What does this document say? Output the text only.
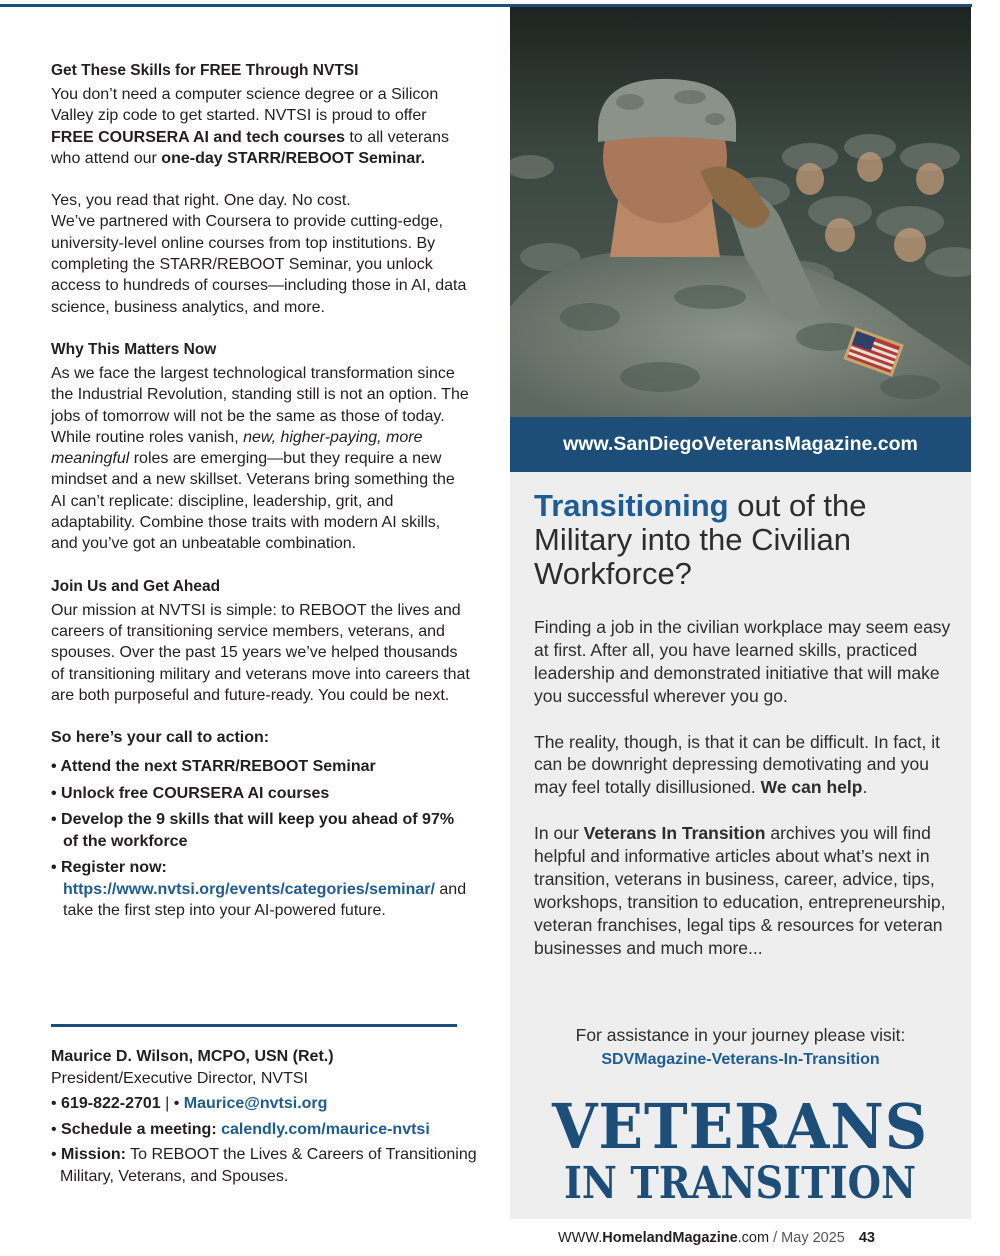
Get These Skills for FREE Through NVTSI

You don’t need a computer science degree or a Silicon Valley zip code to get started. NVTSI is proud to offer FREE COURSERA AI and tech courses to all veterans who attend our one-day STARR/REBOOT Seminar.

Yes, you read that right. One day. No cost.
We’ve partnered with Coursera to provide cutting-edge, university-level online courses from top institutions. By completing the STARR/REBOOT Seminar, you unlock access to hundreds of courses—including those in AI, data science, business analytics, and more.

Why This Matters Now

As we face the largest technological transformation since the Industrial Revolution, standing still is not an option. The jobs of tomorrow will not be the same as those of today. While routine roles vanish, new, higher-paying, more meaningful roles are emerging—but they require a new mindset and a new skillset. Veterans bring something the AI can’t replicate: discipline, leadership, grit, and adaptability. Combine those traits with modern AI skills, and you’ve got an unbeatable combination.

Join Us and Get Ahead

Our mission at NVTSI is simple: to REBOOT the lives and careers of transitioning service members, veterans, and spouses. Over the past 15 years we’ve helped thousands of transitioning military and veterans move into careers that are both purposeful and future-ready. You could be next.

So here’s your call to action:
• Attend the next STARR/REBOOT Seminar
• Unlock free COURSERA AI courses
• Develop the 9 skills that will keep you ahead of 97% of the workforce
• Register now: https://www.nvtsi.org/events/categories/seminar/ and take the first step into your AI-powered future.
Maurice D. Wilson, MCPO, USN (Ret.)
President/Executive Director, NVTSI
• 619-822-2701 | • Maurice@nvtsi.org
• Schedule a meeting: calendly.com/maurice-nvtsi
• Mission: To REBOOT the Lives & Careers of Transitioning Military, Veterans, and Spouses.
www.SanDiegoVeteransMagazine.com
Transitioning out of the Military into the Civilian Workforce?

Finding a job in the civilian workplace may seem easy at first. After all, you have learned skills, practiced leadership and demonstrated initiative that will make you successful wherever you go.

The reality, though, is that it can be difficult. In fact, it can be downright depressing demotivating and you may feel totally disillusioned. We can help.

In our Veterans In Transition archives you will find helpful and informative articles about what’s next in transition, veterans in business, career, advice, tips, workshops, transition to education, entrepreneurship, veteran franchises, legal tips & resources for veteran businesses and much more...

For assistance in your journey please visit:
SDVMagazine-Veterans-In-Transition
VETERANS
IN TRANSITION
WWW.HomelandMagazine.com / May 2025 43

⁂

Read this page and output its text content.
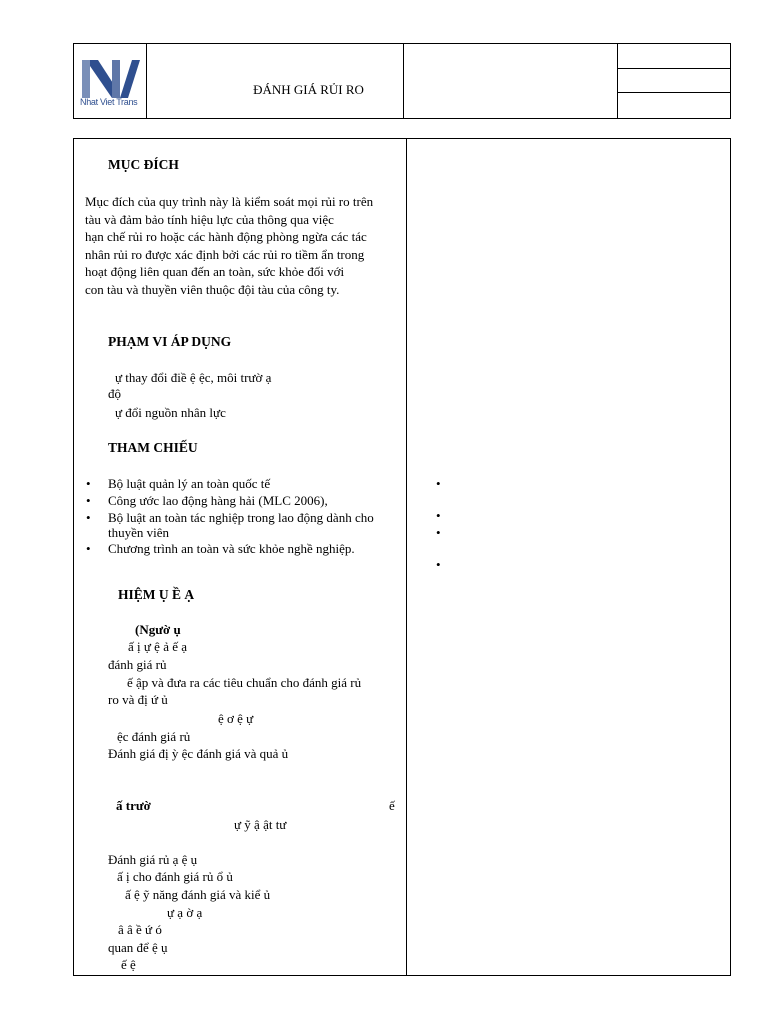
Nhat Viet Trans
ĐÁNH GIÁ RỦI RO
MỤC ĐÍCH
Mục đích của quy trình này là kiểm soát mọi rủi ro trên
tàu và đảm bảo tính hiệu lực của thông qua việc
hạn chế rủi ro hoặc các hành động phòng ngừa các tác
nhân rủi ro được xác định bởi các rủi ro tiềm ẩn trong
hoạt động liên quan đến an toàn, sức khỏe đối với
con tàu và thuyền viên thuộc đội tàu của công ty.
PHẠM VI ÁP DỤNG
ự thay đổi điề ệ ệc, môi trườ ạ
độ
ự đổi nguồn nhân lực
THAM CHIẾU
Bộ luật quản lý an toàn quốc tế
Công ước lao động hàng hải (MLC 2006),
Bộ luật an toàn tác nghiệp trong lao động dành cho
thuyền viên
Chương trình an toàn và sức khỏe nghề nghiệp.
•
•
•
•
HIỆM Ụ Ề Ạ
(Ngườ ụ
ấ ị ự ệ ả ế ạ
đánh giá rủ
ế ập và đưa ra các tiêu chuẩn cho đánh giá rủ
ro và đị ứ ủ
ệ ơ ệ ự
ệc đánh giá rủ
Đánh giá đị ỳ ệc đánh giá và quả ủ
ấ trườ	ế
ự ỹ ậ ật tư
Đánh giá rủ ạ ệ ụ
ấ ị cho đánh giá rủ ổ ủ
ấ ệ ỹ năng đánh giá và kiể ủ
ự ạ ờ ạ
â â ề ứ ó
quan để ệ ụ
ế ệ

⁂

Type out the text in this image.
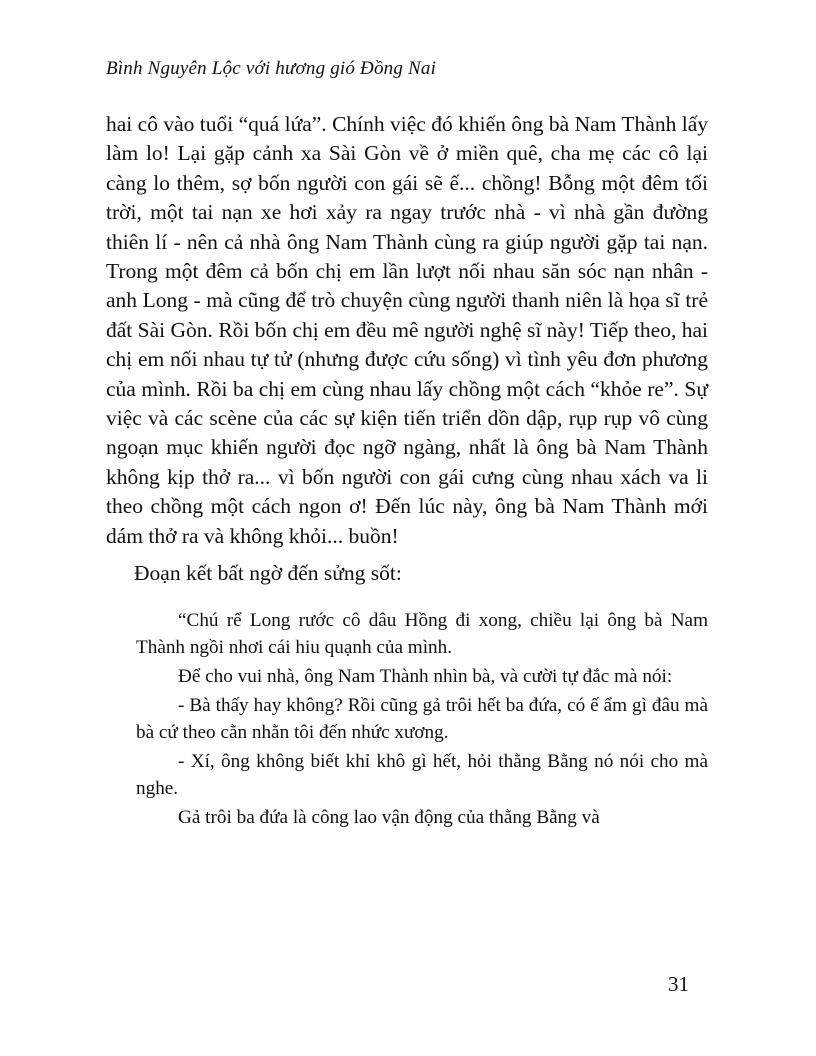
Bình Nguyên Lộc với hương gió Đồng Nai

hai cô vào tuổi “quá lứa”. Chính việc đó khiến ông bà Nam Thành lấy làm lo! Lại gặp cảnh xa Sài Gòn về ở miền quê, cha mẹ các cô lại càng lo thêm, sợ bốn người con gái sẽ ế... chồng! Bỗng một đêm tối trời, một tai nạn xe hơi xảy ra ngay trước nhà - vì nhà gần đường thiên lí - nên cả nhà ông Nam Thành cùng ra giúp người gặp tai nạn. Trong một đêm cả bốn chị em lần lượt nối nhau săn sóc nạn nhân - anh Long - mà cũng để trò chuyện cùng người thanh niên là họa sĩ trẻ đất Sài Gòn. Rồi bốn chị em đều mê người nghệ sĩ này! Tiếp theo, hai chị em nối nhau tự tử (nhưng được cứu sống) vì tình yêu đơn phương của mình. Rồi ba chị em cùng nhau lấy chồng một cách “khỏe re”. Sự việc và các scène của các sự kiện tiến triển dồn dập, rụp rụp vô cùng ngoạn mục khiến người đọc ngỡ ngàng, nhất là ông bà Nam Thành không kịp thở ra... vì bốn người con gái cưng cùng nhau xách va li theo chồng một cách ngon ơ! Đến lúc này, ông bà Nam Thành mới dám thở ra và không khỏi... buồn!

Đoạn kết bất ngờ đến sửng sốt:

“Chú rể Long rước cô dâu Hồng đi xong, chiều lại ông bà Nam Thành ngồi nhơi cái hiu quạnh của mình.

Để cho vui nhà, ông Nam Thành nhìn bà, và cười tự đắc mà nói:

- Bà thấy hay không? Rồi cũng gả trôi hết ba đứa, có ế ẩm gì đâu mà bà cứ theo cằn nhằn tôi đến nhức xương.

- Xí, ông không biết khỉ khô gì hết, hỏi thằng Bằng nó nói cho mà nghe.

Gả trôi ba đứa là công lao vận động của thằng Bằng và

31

⁂

*Instructions for the task*: Show all lines from the listing above in which "luật" appears.

*Task solution*:
Bộ luật quản lý an toàn quốc tế
Bộ luật an toàn tác nghiệp trong lao động dành cho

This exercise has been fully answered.